→ Exercise description
Copy every line of the data items below word for word, leaving out the pictures.

## Start Source records

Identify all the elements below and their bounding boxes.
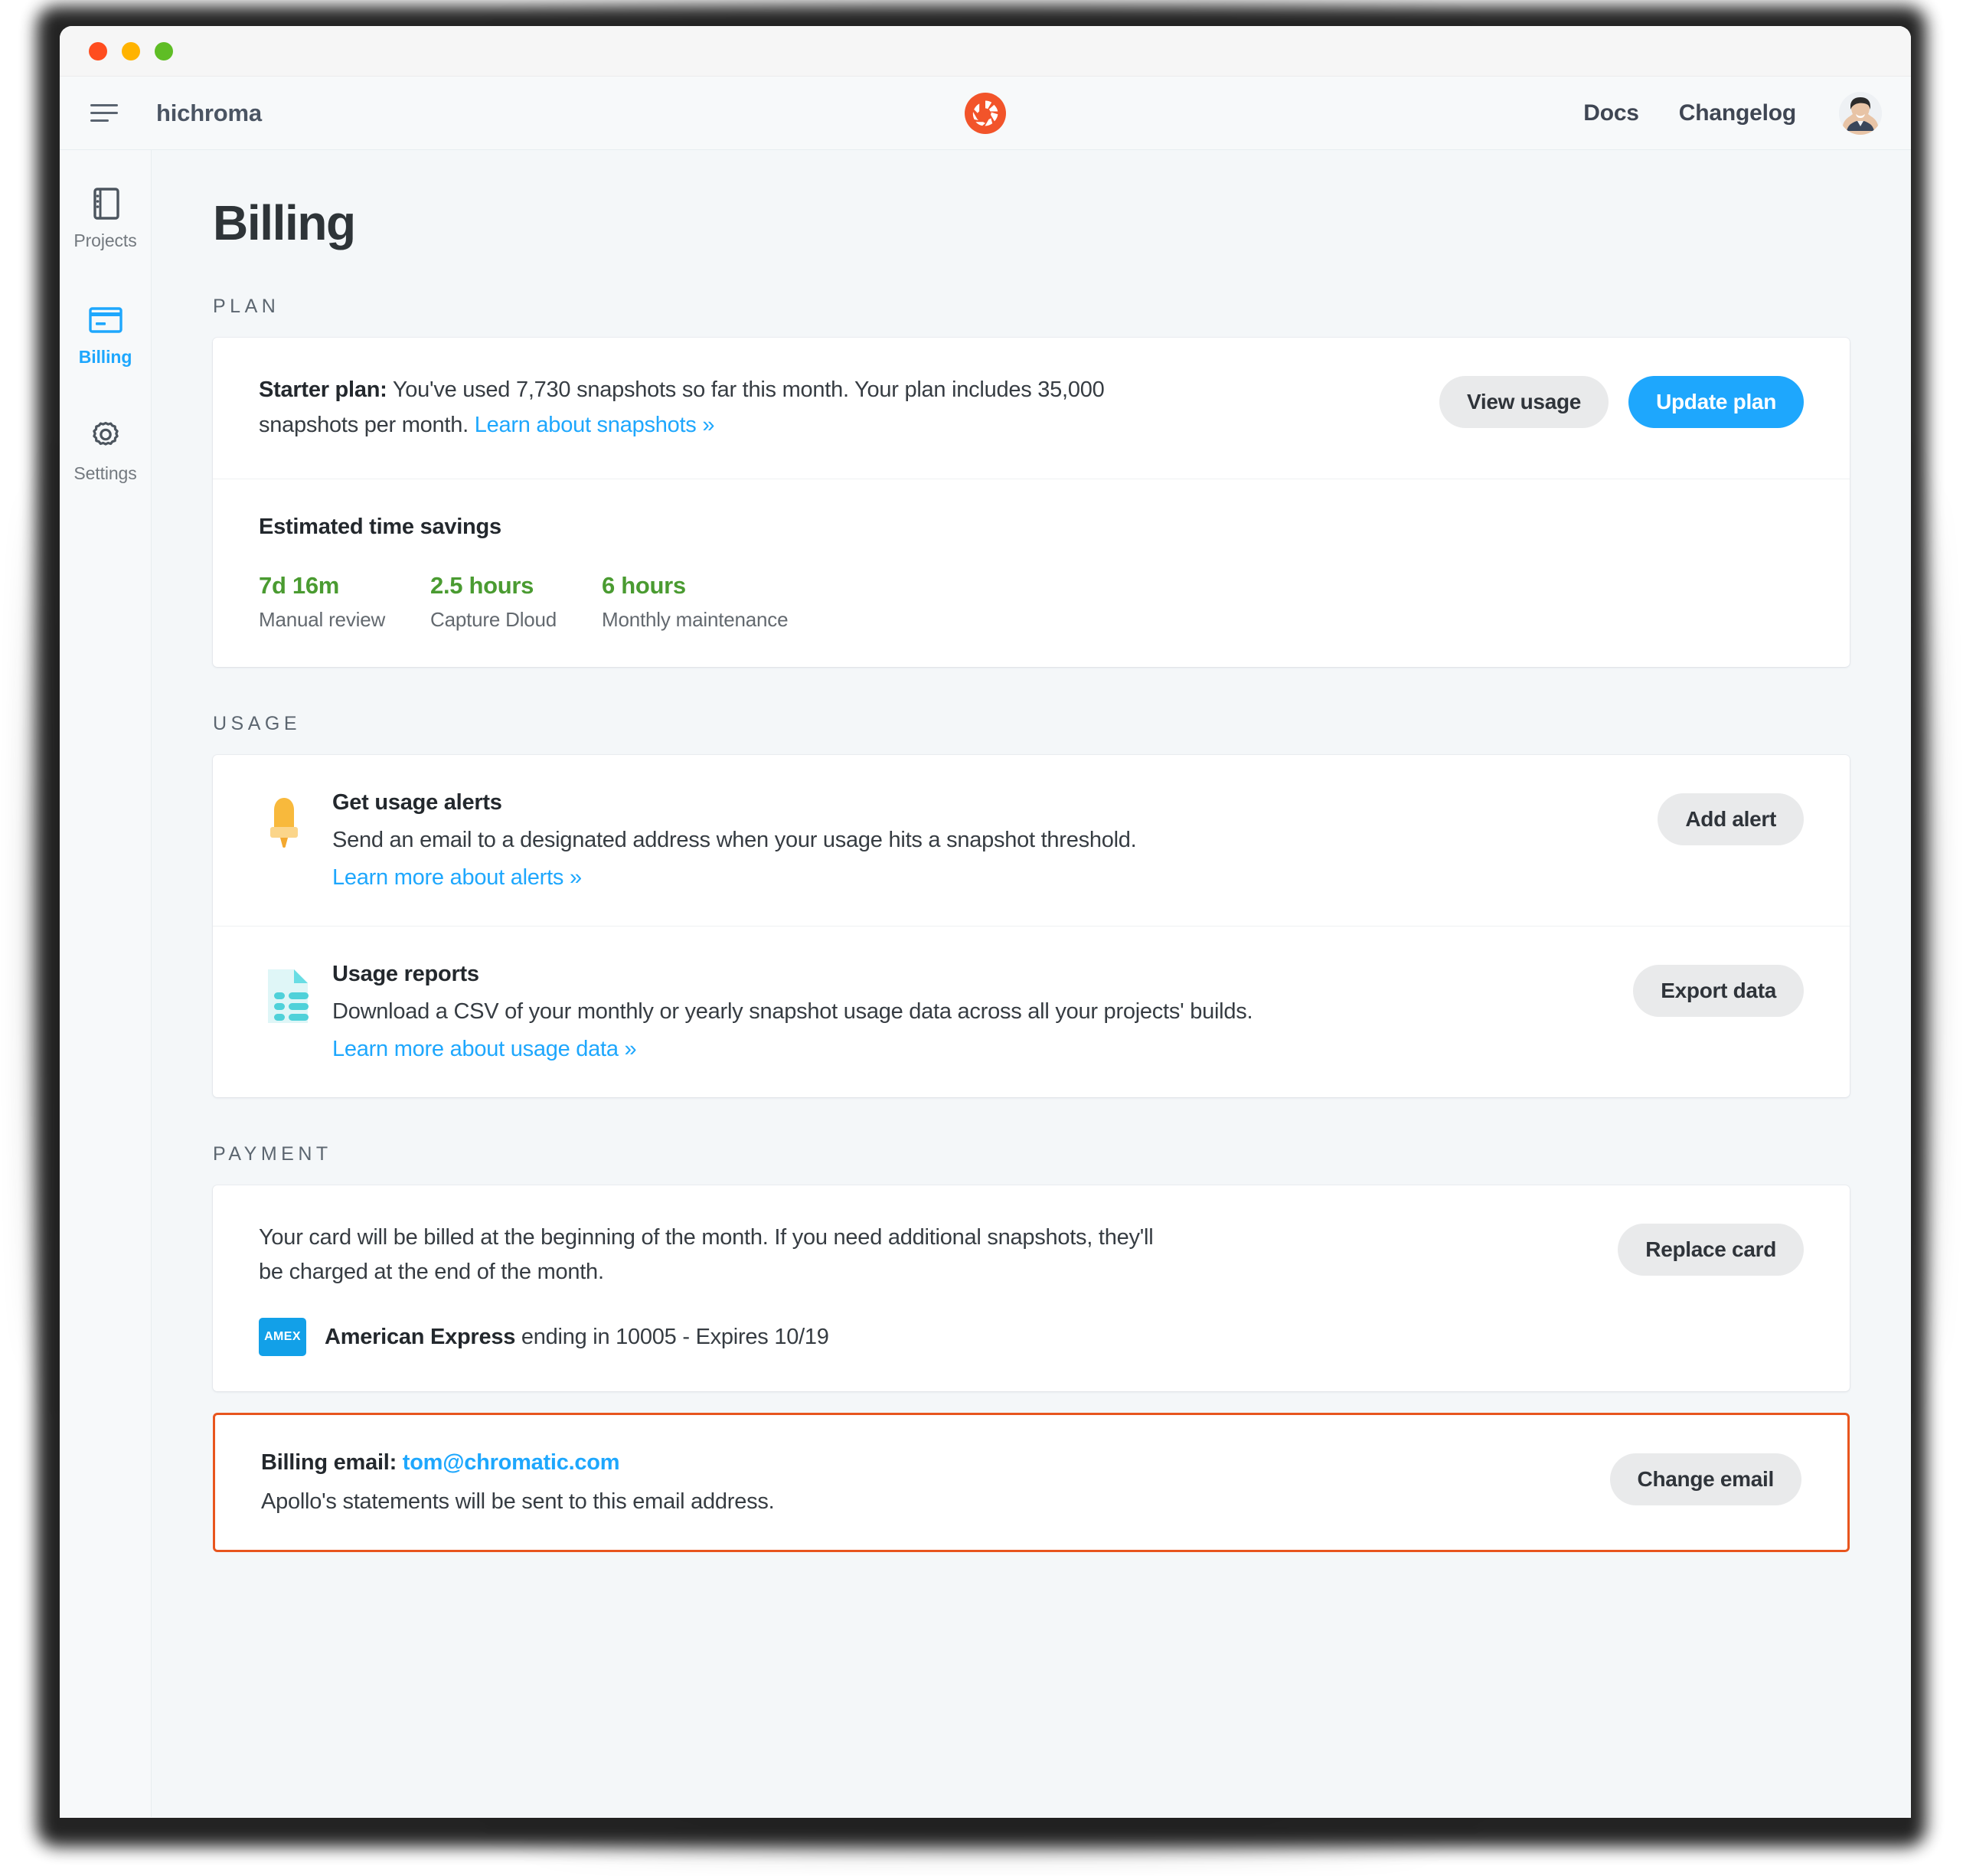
- sidebar-item-projects[interactable]: Projects: [60, 187, 151, 251]
- payment-method-row: Your card will be billed at the beginnin…: [213, 1185, 1850, 1392]
- billing-email-address[interactable]: tom@chromatic.com: [403, 1450, 620, 1475]
- savings-stat: 6 hours Monthly maintenance: [602, 571, 789, 632]
- usage-reports-row: Usage reports Download a CSV of your mon…: [213, 925, 1850, 1097]
- org-name: hichroma: [156, 99, 262, 126]
- usage-alerts-row: Get usage alerts Send an email to a desi…: [213, 755, 1850, 926]
- learn-more-usage-data-link[interactable]: Learn more about usage data »: [332, 1037, 1602, 1062]
- savings-value: 7d 16m: [259, 571, 340, 599]
- usage-reports-description: Download a CSV of your monthly or yearly…: [332, 998, 1253, 1024]
- payment-card: Your card will be billed at the beginnin…: [213, 1185, 1850, 1392]
- sidebar-item-label: Billing: [78, 347, 132, 367]
- plan-description: Starter plan: You've used 7,730 snapshot…: [259, 373, 1162, 443]
- hamburger-icon[interactable]: [90, 97, 122, 129]
- savings-stat: 7d 16m Manual review: [259, 572, 430, 632]
- document-list-icon: [259, 962, 332, 1028]
- savings-stat: 2.5 hours Capture Dloud: [430, 572, 602, 632]
- billing-email-actions: Change email: [1609, 1450, 1801, 1506]
- usage-card: Get usage alerts Send an email to a desi…: [213, 754, 1850, 1097]
- add-alert-button[interactable]: Add alert: [1658, 793, 1804, 845]
- usage-alerts-description: Send an email to a designated address wh…: [332, 827, 1137, 852]
- sidebar: Projects Billing Settings: [60, 150, 152, 1817]
- main-content: Billing PLAN Starter plan: You've used 7…: [152, 150, 1911, 1817]
- card-detail: ending in 10005 - Expires 10/19: [515, 1324, 829, 1349]
- header-links: Docs Changelog: [1583, 91, 1882, 135]
- sidebar-item-billing[interactable]: Billing: [60, 303, 151, 368]
- credit-card-icon: [88, 303, 122, 337]
- billing-email-line: Billing email: tom@chromatic.com: [261, 1450, 1579, 1476]
- window-maximize-button[interactable]: [155, 41, 173, 60]
- usage-alerts-actions: Add alert: [1658, 790, 1804, 845]
- update-plan-button[interactable]: Update plan: [1628, 376, 1804, 428]
- usage-alerts-title: Get usage alerts: [332, 789, 502, 815]
- change-email-button[interactable]: Change email: [1609, 1453, 1801, 1506]
- usage-reports-actions: Export data: [1633, 962, 1804, 1017]
- savings-value: 2.5 hours: [430, 571, 534, 599]
- card-brand: American Express: [325, 1324, 516, 1349]
- export-data-button[interactable]: Export data: [1633, 964, 1804, 1017]
- page-title: Billing: [213, 195, 356, 250]
- window-minimize-button[interactable]: [122, 41, 140, 60]
- billing-note: Your card will be billed at the beginnin…: [259, 1224, 1154, 1285]
- time-savings-title: Estimated time savings: [259, 514, 501, 539]
- usage-reports-title: Usage reports: [332, 961, 479, 986]
- card-description: American Express ending in 10005 - Expir…: [325, 1325, 829, 1350]
- time-savings-grid: 7d 16m Manual review 2.5 hours Capture D…: [259, 572, 1773, 632]
- billing-email-row: Billing email: tom@chromatic.com Apollo'…: [215, 1415, 1847, 1550]
- chromatic-logo: [965, 92, 1006, 134]
- plan-summary-row: Starter plan: You've used 7,730 snapshot…: [213, 338, 1850, 479]
- gear-icon: [89, 420, 122, 453]
- card-on-file: AMEX American Express ending in 10005 - …: [259, 1318, 1587, 1357]
- payment-actions: Replace card: [1618, 1221, 1804, 1276]
- savings-label: Monthly maintenance: [602, 607, 789, 631]
- plan-card: Starter plan: You've used 7,730 snapshot…: [213, 338, 1850, 667]
- time-savings-row: Estimated time savings 7d 16m Manual rev…: [213, 478, 1850, 667]
- savings-label: Capture Dloud: [430, 607, 557, 631]
- notebook-icon: [90, 187, 121, 221]
- billing-email-note: Apollo's statements will be sent to this…: [261, 1489, 775, 1515]
- view-usage-button[interactable]: View usage: [1439, 376, 1609, 428]
- sidebar-item-settings[interactable]: Settings: [60, 420, 151, 484]
- window-titlebar: [60, 26, 1911, 77]
- browser-window: hichroma Docs Changelog Projects Billing…: [60, 26, 1911, 1818]
- sidebar-item-label: Settings: [73, 463, 137, 483]
- bell-icon: [259, 790, 332, 851]
- replace-card-button[interactable]: Replace card: [1618, 1223, 1804, 1276]
- plan-name: Starter plan:: [259, 377, 387, 402]
- learn-more-alerts-link[interactable]: Learn more about alerts »: [332, 865, 1627, 891]
- app-header: hichroma Docs Changelog: [60, 77, 1911, 150]
- learn-about-snapshots-link[interactable]: Learn about snapshots »: [475, 413, 715, 437]
- plan-actions: View usage Update plan: [1439, 373, 1804, 428]
- section-label-plan: PLAN: [213, 296, 280, 317]
- avatar[interactable]: [1839, 91, 1882, 135]
- savings-label: Manual review: [259, 607, 386, 631]
- section-label-payment: PAYMENT: [213, 1142, 332, 1165]
- sidebar-item-label: Projects: [73, 230, 137, 250]
- section-label-usage: USAGE: [213, 712, 302, 734]
- billing-email-label: Billing email:: [261, 1450, 397, 1476]
- billing-email-card: Billing email: tom@chromatic.com Apollo'…: [213, 1413, 1850, 1553]
- nav-link-docs[interactable]: Docs: [1583, 100, 1639, 126]
- app-body: Projects Billing Settings Billing PLAN S…: [60, 150, 1911, 1817]
- amex-badge: AMEX: [259, 1318, 306, 1357]
- savings-value: 6 hours: [602, 571, 686, 599]
- window-close-button[interactable]: [89, 41, 107, 60]
- nav-link-changelog[interactable]: Changelog: [1679, 100, 1796, 126]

## End Source records

→ Solution for this problem
Identify all the elements below and their bounding boxes.
- sidebar-item-projects[interactable]: Projects: [60, 187, 151, 251]
- payment-method-row: Your card will be billed at the beginnin…: [213, 1185, 1850, 1392]
- billing-email-address[interactable]: tom@chromatic.com: [403, 1450, 620, 1475]
- savings-stat: 6 hours Monthly maintenance: [602, 571, 789, 632]
- usage-reports-row: Usage reports Download a CSV of your mon…: [213, 925, 1850, 1097]
- org-name: hichroma: [156, 99, 262, 126]
- usage-alerts-row: Get usage alerts Send an email to a desi…: [213, 755, 1850, 926]
- learn-more-usage-data-link[interactable]: Learn more about usage data »: [332, 1037, 1602, 1062]
- savings-value: 7d 16m: [259, 571, 340, 599]
- usage-reports-description: Download a CSV of your monthly or yearly…: [332, 998, 1253, 1024]
- payment-card: Your card will be billed at the beginnin…: [213, 1185, 1850, 1392]
- sidebar-item-label: Billing: [78, 347, 132, 367]
- plan-description: Starter plan: You've used 7,730 snapshot…: [259, 373, 1162, 443]
- hamburger-icon[interactable]: [90, 97, 122, 129]
- savings-stat: 7d 16m Manual review: [259, 572, 430, 632]
- document-list-icon: [259, 962, 332, 1028]
- savings-stat: 2.5 hours Capture Dloud: [430, 572, 602, 632]
- billing-email-actions: Change email: [1609, 1450, 1801, 1506]
- usage-card: Get usage alerts Send an email to a desi…: [213, 754, 1850, 1097]
- add-alert-button[interactable]: Add alert: [1658, 793, 1804, 845]
- usage-alerts-description: Send an email to a designated address wh…: [332, 827, 1137, 852]
- sidebar: Projects Billing Settings: [60, 150, 152, 1817]
- main-content: Billing PLAN Starter plan: You've used 7…: [152, 150, 1911, 1817]
- card-detail: ending in 10005 - Expires 10/19: [515, 1324, 829, 1349]
- header-links: Docs Changelog: [1583, 91, 1882, 135]
- sidebar-item-billing[interactable]: Billing: [60, 303, 151, 368]
- credit-card-icon: [88, 303, 122, 337]
- billing-email-line: Billing email: tom@chromatic.com: [261, 1450, 1579, 1476]
- window-maximize-button[interactable]: [155, 41, 173, 60]
- usage-alerts-actions: Add alert: [1658, 790, 1804, 845]
- update-plan-button[interactable]: Update plan: [1628, 376, 1804, 428]
- usage-alerts-title: Get usage alerts: [332, 789, 502, 815]
- change-email-button[interactable]: Change email: [1609, 1453, 1801, 1506]
- usage-reports-actions: Export data: [1633, 962, 1804, 1017]
- savings-value: 2.5 hours: [430, 571, 534, 599]
- card-brand: American Express: [325, 1324, 516, 1349]
- export-data-button[interactable]: Export data: [1633, 964, 1804, 1017]
- page-title: Billing: [213, 195, 356, 250]
- window-minimize-button[interactable]: [122, 41, 140, 60]
- billing-note: Your card will be billed at the beginnin…: [259, 1224, 1154, 1285]
- time-savings-title: Estimated time savings: [259, 514, 501, 539]
- usage-reports-title: Usage reports: [332, 961, 479, 986]
- card-description: American Express ending in 10005 - Expir…: [325, 1325, 829, 1350]
- time-savings-grid: 7d 16m Manual review 2.5 hours Capture D…: [259, 572, 1773, 632]
- billing-email-row: Billing email: tom@chromatic.com Apollo'…: [215, 1415, 1847, 1550]
- chromatic-logo: [965, 92, 1006, 134]
- plan-summary-row: Starter plan: You've used 7,730 snapshot…: [213, 338, 1850, 479]
- gear-icon: [89, 420, 122, 453]
- card-on-file: AMEX American Express ending in 10005 - …: [259, 1318, 1587, 1357]
- payment-actions: Replace card: [1618, 1221, 1804, 1276]
- savings-label: Monthly maintenance: [602, 607, 789, 631]
- plan-card: Starter plan: You've used 7,730 snapshot…: [213, 338, 1850, 667]
- time-savings-row: Estimated time savings 7d 16m Manual rev…: [213, 478, 1850, 667]
- savings-label: Capture Dloud: [430, 607, 557, 631]
- notebook-icon: [90, 187, 121, 221]
- billing-email-note: Apollo's statements will be sent to this…: [261, 1489, 775, 1515]
- view-usage-button[interactable]: View usage: [1439, 376, 1609, 428]
- sidebar-item-settings[interactable]: Settings: [60, 420, 151, 484]
- window-titlebar: [60, 26, 1911, 77]
- browser-window: hichroma Docs Changelog Projects Billing…: [60, 26, 1911, 1818]
- sidebar-item-label: Settings: [73, 463, 137, 483]
- bell-icon: [259, 790, 332, 851]
- replace-card-button[interactable]: Replace card: [1618, 1223, 1804, 1276]
- plan-name: Starter plan:: [259, 377, 387, 402]
- learn-more-alerts-link[interactable]: Learn more about alerts »: [332, 865, 1627, 891]
- app-header: hichroma Docs Changelog: [60, 77, 1911, 150]
- learn-about-snapshots-link[interactable]: Learn about snapshots »: [475, 413, 715, 437]
- plan-actions: View usage Update plan: [1439, 373, 1804, 428]
- section-label-plan: PLAN: [213, 296, 280, 317]
- avatar[interactable]: [1839, 91, 1882, 135]
- savings-label: Manual review: [259, 607, 386, 631]
- section-label-payment: PAYMENT: [213, 1142, 332, 1165]
- sidebar-item-label: Projects: [73, 230, 137, 250]
- section-label-usage: USAGE: [213, 712, 302, 734]
- billing-email-label: Billing email:: [261, 1450, 397, 1476]
- billing-email-card: Billing email: tom@chromatic.com Apollo'…: [213, 1413, 1850, 1553]
- nav-link-docs[interactable]: Docs: [1583, 100, 1639, 126]
- app-body: Projects Billing Settings Billing PLAN S…: [60, 150, 1911, 1817]
- amex-badge: AMEX: [259, 1318, 306, 1357]
- savings-value: 6 hours: [602, 571, 686, 599]
- window-close-button[interactable]: [89, 41, 107, 60]
- nav-link-changelog[interactable]: Changelog: [1679, 100, 1796, 126]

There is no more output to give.